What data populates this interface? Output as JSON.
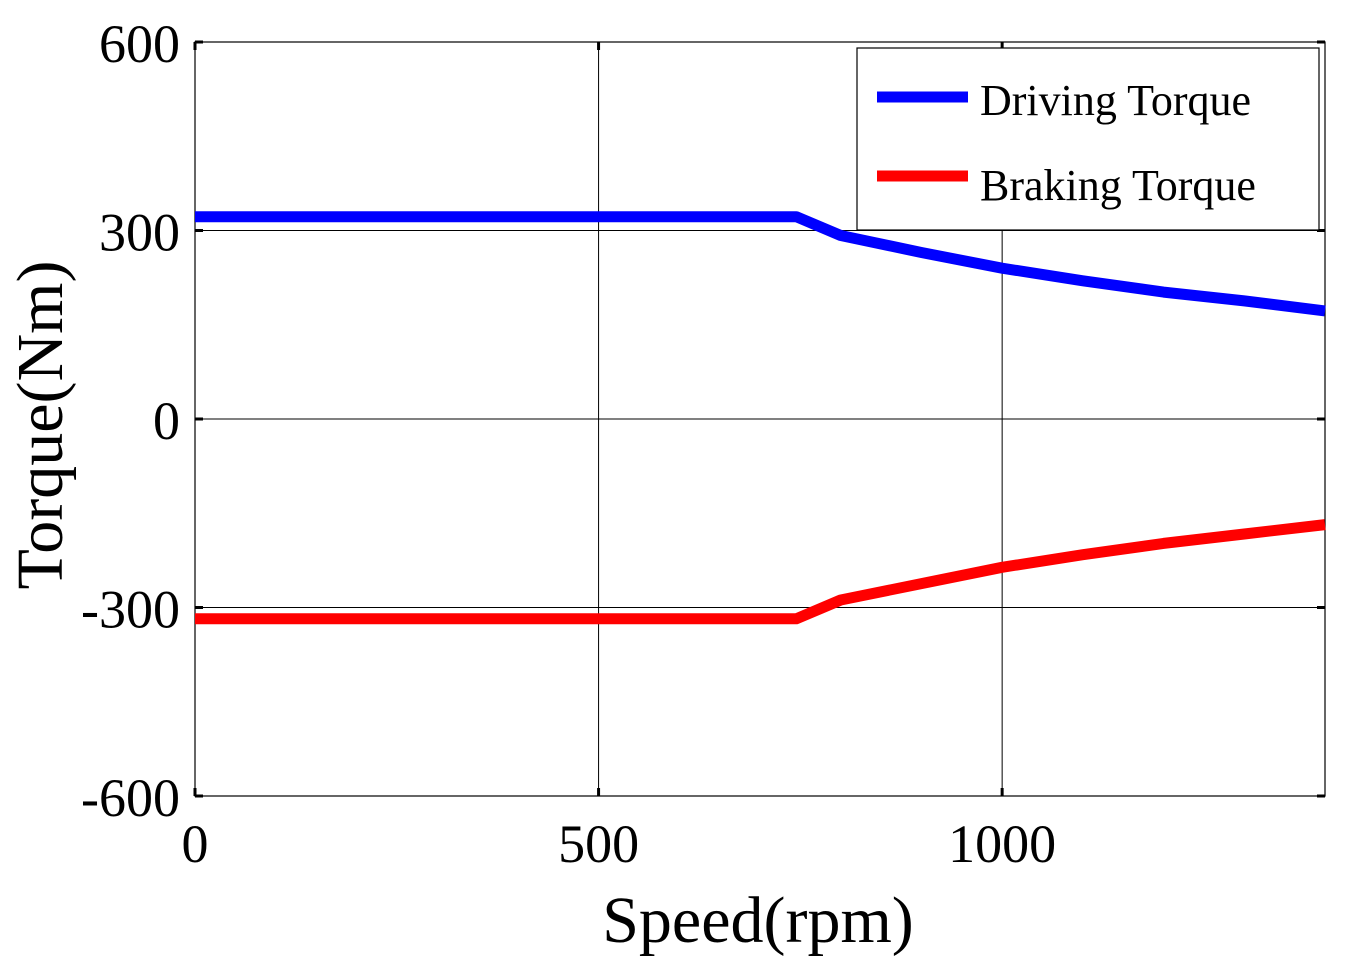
{
  "chart_data": {
    "type": "line",
    "title": "",
    "xlabel": "Speed(rpm)",
    "ylabel": "Torque(Nm)",
    "xlim": [
      0,
      1400
    ],
    "ylim": [
      -600,
      600
    ],
    "xticks": [
      0,
      500,
      1000
    ],
    "yticks": [
      600,
      300,
      0,
      -300,
      -600
    ],
    "xtick_labels": [
      "0",
      "500",
      "1000"
    ],
    "ytick_labels": [
      "600",
      "300",
      "0",
      "-300",
      "-600"
    ],
    "grid": true,
    "legend_position": "top-right",
    "series": [
      {
        "name": "Driving Torque",
        "color": "#0000ff",
        "x": [
          0,
          200,
          400,
          600,
          745,
          800,
          900,
          1000,
          1100,
          1200,
          1300,
          1400
        ],
        "y": [
          322,
          322,
          322,
          322,
          322,
          292,
          265,
          240,
          220,
          202,
          188,
          172
        ]
      },
      {
        "name": "Braking Torque",
        "color": "#ff0000",
        "x": [
          0,
          200,
          400,
          600,
          745,
          800,
          900,
          1000,
          1100,
          1200,
          1300,
          1400
        ],
        "y": [
          -318,
          -318,
          -318,
          -318,
          -318,
          -288,
          -262,
          -236,
          -216,
          -198,
          -183,
          -168
        ]
      }
    ]
  }
}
━━━━
Short exercise - Skip every picture and transcribe the data above exactly.

Full answer -
What data populates this interface? Output as JSON.
{
  "chart_data": {
    "type": "line",
    "title": "",
    "xlabel": "Speed(rpm)",
    "ylabel": "Torque(Nm)",
    "xlim": [
      0,
      1400
    ],
    "ylim": [
      -600,
      600
    ],
    "xticks": [
      0,
      500,
      1000
    ],
    "yticks": [
      600,
      300,
      0,
      -300,
      -600
    ],
    "xtick_labels": [
      "0",
      "500",
      "1000"
    ],
    "ytick_labels": [
      "600",
      "300",
      "0",
      "-300",
      "-600"
    ],
    "grid": true,
    "legend_position": "top-right",
    "series": [
      {
        "name": "Driving Torque",
        "color": "#0000ff",
        "x": [
          0,
          200,
          400,
          600,
          745,
          800,
          900,
          1000,
          1100,
          1200,
          1300,
          1400
        ],
        "y": [
          322,
          322,
          322,
          322,
          322,
          292,
          265,
          240,
          220,
          202,
          188,
          172
        ]
      },
      {
        "name": "Braking Torque",
        "color": "#ff0000",
        "x": [
          0,
          200,
          400,
          600,
          745,
          800,
          900,
          1000,
          1100,
          1200,
          1300,
          1400
        ],
        "y": [
          -318,
          -318,
          -318,
          -318,
          -318,
          -288,
          -262,
          -236,
          -216,
          -198,
          -183,
          -168
        ]
      }
    ]
  }
}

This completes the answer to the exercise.